Go through the entries one line at a time, and gather every line that has the word "back".

——

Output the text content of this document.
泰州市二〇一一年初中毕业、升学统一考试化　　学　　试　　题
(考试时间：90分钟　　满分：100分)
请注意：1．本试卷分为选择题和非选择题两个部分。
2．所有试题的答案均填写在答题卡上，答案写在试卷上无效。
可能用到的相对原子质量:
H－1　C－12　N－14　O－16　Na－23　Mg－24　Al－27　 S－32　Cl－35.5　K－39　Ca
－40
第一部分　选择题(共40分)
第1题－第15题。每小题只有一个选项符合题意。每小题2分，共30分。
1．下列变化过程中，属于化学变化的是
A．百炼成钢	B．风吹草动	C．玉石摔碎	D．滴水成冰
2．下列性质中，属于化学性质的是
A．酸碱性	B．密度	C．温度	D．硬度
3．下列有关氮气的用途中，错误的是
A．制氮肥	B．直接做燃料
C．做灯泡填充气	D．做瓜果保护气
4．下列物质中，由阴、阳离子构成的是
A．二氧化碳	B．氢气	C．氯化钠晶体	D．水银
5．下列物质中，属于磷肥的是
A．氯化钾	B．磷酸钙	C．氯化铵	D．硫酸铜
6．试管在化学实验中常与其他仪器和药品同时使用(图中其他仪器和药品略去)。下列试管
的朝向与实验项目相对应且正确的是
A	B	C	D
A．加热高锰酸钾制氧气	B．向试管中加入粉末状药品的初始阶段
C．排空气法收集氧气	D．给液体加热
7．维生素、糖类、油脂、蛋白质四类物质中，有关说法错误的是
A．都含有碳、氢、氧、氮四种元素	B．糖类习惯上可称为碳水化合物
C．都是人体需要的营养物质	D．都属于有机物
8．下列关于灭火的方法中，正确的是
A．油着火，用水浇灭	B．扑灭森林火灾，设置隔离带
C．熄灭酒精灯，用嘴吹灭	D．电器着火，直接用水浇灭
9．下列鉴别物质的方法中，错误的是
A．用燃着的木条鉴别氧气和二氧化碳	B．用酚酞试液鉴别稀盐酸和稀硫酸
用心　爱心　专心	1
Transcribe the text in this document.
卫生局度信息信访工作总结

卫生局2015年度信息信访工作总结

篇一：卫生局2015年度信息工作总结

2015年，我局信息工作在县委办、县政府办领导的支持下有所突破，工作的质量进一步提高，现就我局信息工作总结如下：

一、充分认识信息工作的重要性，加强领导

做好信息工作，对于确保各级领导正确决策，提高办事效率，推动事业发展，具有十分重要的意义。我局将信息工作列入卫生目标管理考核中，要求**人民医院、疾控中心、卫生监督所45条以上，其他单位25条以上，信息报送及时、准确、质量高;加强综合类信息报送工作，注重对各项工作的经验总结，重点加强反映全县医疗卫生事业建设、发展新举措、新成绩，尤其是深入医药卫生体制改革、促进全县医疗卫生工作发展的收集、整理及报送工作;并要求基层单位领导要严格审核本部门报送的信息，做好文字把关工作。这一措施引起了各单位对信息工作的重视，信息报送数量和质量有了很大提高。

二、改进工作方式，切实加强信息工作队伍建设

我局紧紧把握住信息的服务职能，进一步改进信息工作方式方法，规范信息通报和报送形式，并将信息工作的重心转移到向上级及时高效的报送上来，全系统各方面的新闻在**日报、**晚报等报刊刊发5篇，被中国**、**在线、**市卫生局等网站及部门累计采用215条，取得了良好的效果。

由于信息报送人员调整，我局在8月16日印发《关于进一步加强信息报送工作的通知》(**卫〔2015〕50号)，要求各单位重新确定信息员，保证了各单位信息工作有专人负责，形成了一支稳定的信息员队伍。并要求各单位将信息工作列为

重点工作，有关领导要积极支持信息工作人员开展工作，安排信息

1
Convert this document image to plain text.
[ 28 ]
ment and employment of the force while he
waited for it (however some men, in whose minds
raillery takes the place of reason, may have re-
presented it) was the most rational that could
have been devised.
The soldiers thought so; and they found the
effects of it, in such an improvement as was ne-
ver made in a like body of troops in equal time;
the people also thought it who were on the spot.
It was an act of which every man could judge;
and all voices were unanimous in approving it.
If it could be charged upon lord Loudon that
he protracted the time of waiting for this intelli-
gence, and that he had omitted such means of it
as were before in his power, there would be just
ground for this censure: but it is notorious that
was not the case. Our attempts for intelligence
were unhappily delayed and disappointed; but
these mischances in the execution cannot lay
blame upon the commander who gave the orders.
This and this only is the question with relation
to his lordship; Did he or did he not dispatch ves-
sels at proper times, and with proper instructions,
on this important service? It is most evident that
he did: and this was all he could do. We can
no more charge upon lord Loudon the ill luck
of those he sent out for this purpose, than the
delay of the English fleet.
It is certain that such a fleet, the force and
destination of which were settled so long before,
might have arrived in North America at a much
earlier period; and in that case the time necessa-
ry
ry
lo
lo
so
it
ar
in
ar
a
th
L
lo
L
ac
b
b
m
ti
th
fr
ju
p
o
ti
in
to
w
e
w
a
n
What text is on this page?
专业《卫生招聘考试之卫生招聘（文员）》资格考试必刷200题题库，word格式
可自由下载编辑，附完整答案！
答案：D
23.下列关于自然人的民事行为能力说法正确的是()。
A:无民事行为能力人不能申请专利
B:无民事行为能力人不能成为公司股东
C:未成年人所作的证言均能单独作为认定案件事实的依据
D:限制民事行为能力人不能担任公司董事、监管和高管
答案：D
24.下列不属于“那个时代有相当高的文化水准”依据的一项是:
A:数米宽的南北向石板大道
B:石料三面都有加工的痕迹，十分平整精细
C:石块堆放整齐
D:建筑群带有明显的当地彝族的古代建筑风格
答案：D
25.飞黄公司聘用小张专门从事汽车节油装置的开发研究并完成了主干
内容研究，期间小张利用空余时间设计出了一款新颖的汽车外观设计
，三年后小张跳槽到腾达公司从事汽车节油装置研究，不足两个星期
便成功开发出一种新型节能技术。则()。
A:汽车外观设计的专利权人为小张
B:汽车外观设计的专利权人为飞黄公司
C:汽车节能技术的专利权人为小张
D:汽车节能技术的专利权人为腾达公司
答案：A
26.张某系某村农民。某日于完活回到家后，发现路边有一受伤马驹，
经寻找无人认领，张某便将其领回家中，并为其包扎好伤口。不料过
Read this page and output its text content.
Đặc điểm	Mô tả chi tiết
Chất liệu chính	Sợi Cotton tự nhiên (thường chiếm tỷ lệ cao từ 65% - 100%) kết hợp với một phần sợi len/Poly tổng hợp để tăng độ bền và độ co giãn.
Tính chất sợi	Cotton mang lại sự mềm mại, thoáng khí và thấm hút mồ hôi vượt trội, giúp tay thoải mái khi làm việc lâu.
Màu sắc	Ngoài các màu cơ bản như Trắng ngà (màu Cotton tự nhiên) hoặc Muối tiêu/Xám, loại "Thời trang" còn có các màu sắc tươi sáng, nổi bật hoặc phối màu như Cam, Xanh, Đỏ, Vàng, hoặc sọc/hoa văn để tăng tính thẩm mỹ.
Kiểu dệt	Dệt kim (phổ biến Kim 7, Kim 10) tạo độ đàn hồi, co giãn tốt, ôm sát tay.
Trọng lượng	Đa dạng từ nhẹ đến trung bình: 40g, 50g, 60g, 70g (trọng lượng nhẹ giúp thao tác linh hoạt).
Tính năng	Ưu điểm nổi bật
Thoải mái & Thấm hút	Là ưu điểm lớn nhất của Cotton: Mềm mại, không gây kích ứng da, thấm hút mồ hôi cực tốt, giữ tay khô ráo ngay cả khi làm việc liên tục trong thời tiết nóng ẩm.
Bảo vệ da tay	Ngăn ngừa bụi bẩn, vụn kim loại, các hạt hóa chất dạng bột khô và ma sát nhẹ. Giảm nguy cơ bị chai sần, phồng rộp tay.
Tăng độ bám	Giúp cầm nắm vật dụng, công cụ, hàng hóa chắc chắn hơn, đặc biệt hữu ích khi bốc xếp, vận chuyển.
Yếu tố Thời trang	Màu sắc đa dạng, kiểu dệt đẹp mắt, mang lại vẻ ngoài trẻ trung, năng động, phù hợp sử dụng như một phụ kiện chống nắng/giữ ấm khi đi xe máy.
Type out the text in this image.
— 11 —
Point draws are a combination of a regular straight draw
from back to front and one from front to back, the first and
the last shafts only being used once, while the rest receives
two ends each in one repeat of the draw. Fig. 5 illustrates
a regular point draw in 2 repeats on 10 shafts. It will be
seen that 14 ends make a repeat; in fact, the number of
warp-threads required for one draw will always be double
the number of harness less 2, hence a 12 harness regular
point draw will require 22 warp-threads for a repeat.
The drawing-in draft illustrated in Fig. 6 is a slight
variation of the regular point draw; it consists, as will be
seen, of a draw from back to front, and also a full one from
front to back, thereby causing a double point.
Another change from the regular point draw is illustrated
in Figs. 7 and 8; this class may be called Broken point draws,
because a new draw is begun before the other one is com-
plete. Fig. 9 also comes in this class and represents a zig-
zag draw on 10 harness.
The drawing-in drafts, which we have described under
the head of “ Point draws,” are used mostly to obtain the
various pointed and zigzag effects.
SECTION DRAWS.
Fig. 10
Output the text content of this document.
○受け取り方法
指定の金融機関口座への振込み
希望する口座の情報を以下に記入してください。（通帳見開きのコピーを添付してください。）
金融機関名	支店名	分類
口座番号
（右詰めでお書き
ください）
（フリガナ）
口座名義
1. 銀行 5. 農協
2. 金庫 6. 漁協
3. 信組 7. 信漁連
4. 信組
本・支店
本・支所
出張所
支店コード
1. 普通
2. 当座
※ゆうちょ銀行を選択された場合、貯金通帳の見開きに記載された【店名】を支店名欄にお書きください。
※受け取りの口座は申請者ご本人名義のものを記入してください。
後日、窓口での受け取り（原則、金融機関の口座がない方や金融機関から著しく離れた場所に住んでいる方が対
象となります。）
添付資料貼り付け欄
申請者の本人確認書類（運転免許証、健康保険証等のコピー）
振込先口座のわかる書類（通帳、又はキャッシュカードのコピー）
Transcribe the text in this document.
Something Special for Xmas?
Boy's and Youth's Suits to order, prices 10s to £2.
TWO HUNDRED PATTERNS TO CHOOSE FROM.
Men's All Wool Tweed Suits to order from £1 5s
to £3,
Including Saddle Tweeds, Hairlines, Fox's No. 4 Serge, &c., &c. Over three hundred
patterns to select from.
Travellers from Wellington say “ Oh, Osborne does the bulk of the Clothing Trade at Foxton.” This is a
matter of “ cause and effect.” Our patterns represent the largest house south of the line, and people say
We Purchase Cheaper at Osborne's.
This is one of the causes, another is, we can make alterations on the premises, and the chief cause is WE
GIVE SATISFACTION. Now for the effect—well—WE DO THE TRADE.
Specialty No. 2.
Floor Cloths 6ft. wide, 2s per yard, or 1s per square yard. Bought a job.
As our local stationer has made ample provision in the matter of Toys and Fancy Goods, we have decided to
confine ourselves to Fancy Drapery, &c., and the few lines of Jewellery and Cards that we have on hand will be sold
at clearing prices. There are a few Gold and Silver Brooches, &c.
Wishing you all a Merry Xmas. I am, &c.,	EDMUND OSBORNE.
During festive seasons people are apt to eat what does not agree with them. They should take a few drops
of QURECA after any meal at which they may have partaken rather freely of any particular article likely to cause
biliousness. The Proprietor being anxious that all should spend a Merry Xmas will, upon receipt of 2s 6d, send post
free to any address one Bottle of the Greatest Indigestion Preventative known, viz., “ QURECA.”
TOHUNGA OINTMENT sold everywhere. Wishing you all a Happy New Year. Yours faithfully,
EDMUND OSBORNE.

——

■ **ANSWER TO THIS TASK**
from back to front and one from front to back, the first and
seen, of a draw from back to front, and also a full one from
front to back, thereby causing a double point.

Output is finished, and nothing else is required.